# start of Source records
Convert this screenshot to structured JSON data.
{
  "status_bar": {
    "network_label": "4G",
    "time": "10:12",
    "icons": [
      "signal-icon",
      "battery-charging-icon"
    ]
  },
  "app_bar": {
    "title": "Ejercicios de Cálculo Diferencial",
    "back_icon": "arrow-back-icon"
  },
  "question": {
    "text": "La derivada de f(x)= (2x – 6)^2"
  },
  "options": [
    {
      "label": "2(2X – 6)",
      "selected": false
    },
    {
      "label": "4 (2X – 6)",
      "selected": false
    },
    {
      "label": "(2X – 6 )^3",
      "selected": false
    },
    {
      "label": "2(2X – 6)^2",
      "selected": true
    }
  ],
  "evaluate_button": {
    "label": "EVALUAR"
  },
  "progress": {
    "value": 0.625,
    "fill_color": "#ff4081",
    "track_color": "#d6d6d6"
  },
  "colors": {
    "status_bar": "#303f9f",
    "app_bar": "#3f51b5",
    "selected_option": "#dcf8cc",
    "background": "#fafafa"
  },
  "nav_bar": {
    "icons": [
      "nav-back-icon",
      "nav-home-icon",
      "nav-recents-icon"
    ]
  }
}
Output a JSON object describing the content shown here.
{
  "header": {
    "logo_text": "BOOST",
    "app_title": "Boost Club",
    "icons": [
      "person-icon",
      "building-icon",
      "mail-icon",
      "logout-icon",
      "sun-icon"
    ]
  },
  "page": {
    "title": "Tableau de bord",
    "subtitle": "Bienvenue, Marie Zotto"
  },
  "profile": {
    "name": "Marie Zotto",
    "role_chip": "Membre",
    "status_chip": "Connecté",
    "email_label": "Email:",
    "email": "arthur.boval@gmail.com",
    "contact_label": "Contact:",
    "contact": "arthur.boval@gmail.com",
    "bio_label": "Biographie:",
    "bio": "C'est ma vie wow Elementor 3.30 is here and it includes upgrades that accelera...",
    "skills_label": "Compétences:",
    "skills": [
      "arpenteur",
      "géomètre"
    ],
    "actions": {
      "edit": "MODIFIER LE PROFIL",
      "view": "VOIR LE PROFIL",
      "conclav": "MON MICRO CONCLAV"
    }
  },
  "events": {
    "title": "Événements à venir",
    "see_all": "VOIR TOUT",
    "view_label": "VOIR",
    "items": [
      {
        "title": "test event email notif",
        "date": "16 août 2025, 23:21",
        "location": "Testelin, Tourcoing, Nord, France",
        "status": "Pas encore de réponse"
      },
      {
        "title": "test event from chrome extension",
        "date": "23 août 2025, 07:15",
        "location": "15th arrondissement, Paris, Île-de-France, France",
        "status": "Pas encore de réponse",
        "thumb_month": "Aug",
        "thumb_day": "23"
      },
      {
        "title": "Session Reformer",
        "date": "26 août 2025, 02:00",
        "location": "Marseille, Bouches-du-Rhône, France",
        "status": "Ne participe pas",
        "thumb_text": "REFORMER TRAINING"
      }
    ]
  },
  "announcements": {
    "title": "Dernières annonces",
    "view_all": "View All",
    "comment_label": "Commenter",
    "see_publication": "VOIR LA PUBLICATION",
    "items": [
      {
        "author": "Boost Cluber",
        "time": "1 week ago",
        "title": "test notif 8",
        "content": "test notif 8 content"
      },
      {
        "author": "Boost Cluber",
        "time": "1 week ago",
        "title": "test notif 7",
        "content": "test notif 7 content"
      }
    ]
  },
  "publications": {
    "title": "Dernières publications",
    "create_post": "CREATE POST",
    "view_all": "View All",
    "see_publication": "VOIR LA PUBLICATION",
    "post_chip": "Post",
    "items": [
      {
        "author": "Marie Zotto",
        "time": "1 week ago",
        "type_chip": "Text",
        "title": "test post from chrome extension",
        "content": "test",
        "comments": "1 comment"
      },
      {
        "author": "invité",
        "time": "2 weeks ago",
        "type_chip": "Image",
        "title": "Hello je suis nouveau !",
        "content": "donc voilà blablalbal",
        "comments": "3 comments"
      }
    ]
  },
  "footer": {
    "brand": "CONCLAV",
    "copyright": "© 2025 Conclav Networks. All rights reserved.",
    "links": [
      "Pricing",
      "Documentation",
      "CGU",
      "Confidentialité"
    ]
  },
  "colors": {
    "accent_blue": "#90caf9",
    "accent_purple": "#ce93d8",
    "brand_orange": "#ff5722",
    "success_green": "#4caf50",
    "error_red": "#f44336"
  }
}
# end of Source records
**Aim of the task**:
Nothing in the listing may be changed; retype it all exactly.

**Result of the task**:
Convert this screenshot to structured JSON data.
{
  "status_bar": {
    "network_label": "4G",
    "time": "10:12",
    "icons": [
      "signal-icon",
      "battery-charging-icon"
    ]
  },
  "app_bar": {
    "title": "Ejercicios de Cálculo Diferencial",
    "back_icon": "arrow-back-icon"
  },
  "question": {
    "text": "La derivada de f(x)= (2x – 6)^2"
  },
  "options": [
    {
      "label": "2(2X – 6)",
      "selected": false
    },
    {
      "label": "4 (2X – 6)",
      "selected": false
    },
    {
      "label": "(2X – 6 )^3",
      "selected": false
    },
    {
      "label": "2(2X – 6)^2",
      "selected": true
    }
  ],
  "evaluate_button": {
    "label": "EVALUAR"
  },
  "progress": {
    "value": 0.625,
    "fill_color": "#ff4081",
    "track_color": "#d6d6d6"
  },
  "colors": {
    "status_bar": "#303f9f",
    "app_bar": "#3f51b5",
    "selected_option": "#dcf8cc",
    "background": "#fafafa"
  },
  "nav_bar": {
    "icons": [
      "nav-back-icon",
      "nav-home-icon",
      "nav-recents-icon"
    ]
  }
}
Output a JSON object describing the content shown here.
{
  "header": {
    "logo_text": "BOOST",
    "app_title": "Boost Club",
    "icons": [
      "person-icon",
      "building-icon",
      "mail-icon",
      "logout-icon",
      "sun-icon"
    ]
  },
  "page": {
    "title": "Tableau de bord",
    "subtitle": "Bienvenue, Marie Zotto"
  },
  "profile": {
    "name": "Marie Zotto",
    "role_chip": "Membre",
    "status_chip": "Connecté",
    "email_label": "Email:",
    "email": "arthur.boval@gmail.com",
    "contact_label": "Contact:",
    "contact": "arthur.boval@gmail.com",
    "bio_label": "Biographie:",
    "bio": "C'est ma vie wow Elementor 3.30 is here and it includes upgrades that accelera...",
    "skills_label": "Compétences:",
    "skills": [
      "arpenteur",
      "géomètre"
    ],
    "actions": {
      "edit": "MODIFIER LE PROFIL",
      "view": "VOIR LE PROFIL",
      "conclav": "MON MICRO CONCLAV"
    }
  },
  "events": {
    "title": "Événements à venir",
    "see_all": "VOIR TOUT",
    "view_label": "VOIR",
    "items": [
      {
        "title": "test event email notif",
        "date": "16 août 2025, 23:21",
        "location": "Testelin, Tourcoing, Nord, France",
        "status": "Pas encore de réponse"
      },
      {
        "title": "test event from chrome extension",
        "date": "23 août 2025, 07:15",
        "location": "15th arrondissement, Paris, Île-de-France, France",
        "status": "Pas encore de réponse",
        "thumb_month": "Aug",
        "thumb_day": "23"
      },
      {
        "title": "Session Reformer",
        "date": "26 août 2025, 02:00",
        "location": "Marseille, Bouches-du-Rhône, France",
        "status": "Ne participe pas",
        "thumb_text": "REFORMER TRAINING"
      }
    ]
  },
  "announcements": {
    "title": "Dernières annonces",
    "view_all": "View All",
    "comment_label": "Commenter",
    "see_publication": "VOIR LA PUBLICATION",
    "items": [
      {
        "author": "Boost Cluber",
        "time": "1 week ago",
        "title": "test notif 8",
        "content": "test notif 8 content"
      },
      {
        "author": "Boost Cluber",
        "time": "1 week ago",
        "title": "test notif 7",
        "content": "test notif 7 content"
      }
    ]
  },
  "publications": {
    "title": "Dernières publications",
    "create_post": "CREATE POST",
    "view_all": "View All",
    "see_publication": "VOIR LA PUBLICATION",
    "post_chip": "Post",
    "items": [
      {
        "author": "Marie Zotto",
        "time": "1 week ago",
        "type_chip": "Text",
        "title": "test post from chrome extension",
        "content": "test",
        "comments": "1 comment"
      },
      {
        "author": "invité",
        "time": "2 weeks ago",
        "type_chip": "Image",
        "title": "Hello je suis nouveau !",
        "content": "donc voilà blablalbal",
        "comments": "3 comments"
      }
    ]
  },
  "footer": {
    "brand": "CONCLAV",
    "copyright": "© 2025 Conclav Networks. All rights reserved.",
    "links": [
      "Pricing",
      "Documentation",
      "CGU",
      "Confidentialité"
    ]
  },
  "colors": {
    "accent_blue": "#90caf9",
    "accent_purple": "#ce93d8",
    "brand_orange": "#ff5722",
    "success_green": "#4caf50",
    "error_red": "#f44336"
  }
}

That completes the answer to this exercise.